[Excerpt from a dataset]
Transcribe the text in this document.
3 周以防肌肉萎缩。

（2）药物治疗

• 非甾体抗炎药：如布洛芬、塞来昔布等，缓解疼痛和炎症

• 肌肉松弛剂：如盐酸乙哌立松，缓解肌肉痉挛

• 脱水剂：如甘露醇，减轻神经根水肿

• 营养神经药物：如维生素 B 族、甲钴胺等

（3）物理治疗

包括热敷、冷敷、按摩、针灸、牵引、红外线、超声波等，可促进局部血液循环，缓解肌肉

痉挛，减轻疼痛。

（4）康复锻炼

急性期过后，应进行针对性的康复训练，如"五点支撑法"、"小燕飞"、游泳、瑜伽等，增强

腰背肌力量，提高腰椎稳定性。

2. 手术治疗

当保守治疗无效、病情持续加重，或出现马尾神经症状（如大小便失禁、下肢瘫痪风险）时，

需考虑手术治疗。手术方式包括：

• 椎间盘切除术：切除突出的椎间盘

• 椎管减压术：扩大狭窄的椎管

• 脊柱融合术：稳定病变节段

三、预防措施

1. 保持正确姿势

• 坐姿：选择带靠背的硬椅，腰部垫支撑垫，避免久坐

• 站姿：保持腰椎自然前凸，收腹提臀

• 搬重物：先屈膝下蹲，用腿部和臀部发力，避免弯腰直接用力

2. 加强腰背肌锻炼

Objective |
Output all of the data above without any alteration.

The solution |
Transcribe the text in this document.
3 周以防肌肉萎缩。

（2）药物治疗

• 非甾体抗炎药：如布洛芬、塞来昔布等，缓解疼痛和炎症

• 肌肉松弛剂：如盐酸乙哌立松，缓解肌肉痉挛

• 脱水剂：如甘露醇，减轻神经根水肿

• 营养神经药物：如维生素 B 族、甲钴胺等

（3）物理治疗

包括热敷、冷敷、按摩、针灸、牵引、红外线、超声波等，可促进局部血液循环，缓解肌肉

痉挛，减轻疼痛。

（4）康复锻炼

急性期过后，应进行针对性的康复训练，如"五点支撑法"、"小燕飞"、游泳、瑜伽等，增强

腰背肌力量，提高腰椎稳定性。

2. 手术治疗

当保守治疗无效、病情持续加重，或出现马尾神经症状（如大小便失禁、下肢瘫痪风险）时，

需考虑手术治疗。手术方式包括：

• 椎间盘切除术：切除突出的椎间盘

• 椎管减压术：扩大狭窄的椎管

• 脊柱融合术：稳定病变节段

三、预防措施

1. 保持正确姿势

• 坐姿：选择带靠背的硬椅，腰部垫支撑垫，避免久坐

• 站姿：保持腰椎自然前凸，收腹提臀

• 搬重物：先屈膝下蹲，用腿部和臀部发力，避免弯腰直接用力

2. 加强腰背肌锻炼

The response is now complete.